[Layout records]

>> BEGIN

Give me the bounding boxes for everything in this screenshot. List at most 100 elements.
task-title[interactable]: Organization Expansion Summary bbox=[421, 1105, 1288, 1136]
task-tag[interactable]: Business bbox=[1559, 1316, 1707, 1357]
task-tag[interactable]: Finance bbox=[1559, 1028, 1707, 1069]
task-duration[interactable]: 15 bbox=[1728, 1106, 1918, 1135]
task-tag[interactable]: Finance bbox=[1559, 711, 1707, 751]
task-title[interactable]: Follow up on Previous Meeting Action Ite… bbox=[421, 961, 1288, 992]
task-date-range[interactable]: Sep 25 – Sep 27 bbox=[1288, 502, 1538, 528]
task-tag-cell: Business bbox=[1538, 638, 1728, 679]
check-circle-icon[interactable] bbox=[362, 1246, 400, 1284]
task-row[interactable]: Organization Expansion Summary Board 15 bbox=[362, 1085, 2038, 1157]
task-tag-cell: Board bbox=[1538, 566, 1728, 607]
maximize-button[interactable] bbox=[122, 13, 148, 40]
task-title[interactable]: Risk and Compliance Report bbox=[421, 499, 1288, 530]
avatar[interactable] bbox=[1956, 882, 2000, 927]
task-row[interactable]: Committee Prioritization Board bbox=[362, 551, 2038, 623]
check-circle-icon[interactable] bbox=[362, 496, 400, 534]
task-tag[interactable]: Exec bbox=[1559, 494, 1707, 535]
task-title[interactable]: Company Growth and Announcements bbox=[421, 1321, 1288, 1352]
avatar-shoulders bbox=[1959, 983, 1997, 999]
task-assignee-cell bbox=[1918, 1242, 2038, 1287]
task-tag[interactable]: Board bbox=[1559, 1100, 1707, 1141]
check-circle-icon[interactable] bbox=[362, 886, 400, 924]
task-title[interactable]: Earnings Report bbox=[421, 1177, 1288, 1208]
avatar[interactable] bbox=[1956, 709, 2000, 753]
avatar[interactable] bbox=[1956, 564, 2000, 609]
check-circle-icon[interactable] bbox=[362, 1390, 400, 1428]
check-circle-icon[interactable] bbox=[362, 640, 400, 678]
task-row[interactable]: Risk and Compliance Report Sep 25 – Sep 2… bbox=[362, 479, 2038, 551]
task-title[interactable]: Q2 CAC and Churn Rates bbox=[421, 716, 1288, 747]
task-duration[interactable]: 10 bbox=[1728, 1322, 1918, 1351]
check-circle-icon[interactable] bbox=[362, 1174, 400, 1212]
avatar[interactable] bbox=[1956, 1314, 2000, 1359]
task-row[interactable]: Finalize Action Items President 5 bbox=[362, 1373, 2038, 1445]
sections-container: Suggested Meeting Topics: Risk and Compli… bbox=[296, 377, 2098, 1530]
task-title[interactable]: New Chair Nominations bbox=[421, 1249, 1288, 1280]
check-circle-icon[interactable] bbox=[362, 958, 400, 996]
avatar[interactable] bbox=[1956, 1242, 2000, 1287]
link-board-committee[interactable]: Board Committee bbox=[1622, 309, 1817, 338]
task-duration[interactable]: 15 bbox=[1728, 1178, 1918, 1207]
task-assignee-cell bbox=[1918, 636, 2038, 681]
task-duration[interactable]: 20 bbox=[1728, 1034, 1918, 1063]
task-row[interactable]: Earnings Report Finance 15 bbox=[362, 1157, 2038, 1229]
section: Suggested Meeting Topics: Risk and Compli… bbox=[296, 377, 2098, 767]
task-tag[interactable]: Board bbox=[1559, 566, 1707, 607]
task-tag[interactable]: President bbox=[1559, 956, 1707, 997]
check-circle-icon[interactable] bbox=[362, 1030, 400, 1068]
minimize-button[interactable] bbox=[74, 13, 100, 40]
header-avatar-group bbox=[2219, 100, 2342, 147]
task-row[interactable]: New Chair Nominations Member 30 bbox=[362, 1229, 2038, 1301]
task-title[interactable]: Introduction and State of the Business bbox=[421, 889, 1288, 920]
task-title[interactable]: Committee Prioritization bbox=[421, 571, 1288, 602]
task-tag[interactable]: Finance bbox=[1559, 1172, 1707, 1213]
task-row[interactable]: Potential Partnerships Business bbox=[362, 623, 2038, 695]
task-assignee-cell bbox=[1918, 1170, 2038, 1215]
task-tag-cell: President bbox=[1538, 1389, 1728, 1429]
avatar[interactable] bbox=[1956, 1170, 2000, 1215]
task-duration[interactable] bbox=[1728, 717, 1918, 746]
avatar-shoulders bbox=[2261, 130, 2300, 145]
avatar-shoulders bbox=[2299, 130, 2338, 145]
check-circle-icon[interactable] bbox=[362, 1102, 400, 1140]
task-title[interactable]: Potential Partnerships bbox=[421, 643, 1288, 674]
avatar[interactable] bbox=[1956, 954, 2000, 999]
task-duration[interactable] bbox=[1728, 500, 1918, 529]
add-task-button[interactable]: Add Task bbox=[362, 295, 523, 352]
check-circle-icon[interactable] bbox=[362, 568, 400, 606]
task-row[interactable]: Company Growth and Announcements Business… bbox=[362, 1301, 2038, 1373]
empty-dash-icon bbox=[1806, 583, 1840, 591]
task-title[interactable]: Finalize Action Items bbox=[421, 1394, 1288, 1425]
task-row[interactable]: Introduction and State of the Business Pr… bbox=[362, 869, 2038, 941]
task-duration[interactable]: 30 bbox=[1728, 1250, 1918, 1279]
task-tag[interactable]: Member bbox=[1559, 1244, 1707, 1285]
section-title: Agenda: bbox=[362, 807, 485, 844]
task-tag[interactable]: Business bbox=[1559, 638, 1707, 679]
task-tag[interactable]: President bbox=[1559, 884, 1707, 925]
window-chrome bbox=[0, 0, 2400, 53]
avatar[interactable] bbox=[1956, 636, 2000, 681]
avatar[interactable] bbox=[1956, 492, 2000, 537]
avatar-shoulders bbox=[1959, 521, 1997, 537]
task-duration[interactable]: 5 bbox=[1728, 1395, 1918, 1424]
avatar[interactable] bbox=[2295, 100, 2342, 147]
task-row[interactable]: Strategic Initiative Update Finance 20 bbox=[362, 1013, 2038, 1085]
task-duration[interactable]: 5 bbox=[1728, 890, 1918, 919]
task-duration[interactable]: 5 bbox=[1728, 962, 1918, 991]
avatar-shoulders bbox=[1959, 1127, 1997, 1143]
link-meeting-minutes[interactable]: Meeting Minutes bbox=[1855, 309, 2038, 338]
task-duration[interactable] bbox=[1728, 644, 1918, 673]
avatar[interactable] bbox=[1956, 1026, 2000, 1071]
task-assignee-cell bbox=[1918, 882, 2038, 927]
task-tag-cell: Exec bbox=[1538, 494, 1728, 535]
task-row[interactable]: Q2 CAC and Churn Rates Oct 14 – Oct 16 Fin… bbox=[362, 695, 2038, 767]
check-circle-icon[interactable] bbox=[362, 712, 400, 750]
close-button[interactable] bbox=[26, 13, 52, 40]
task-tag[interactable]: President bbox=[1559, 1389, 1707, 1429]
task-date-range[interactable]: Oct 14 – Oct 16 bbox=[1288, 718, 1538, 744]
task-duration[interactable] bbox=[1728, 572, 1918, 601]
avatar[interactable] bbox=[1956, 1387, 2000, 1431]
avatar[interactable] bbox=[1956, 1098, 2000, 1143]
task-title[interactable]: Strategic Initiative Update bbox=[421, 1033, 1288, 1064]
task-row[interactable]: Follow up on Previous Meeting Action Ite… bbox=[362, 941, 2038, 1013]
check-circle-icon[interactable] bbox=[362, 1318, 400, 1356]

>> END

◆ Prompt: Extract every line of the records that contains the string "Earnings", matching case exactly.

◆ Result:
task-title[interactable]: Earnings Report bbox=[421, 1177, 1288, 1208]
task-row[interactable]: Earnings Report Finance 15 bbox=[362, 1157, 2038, 1229]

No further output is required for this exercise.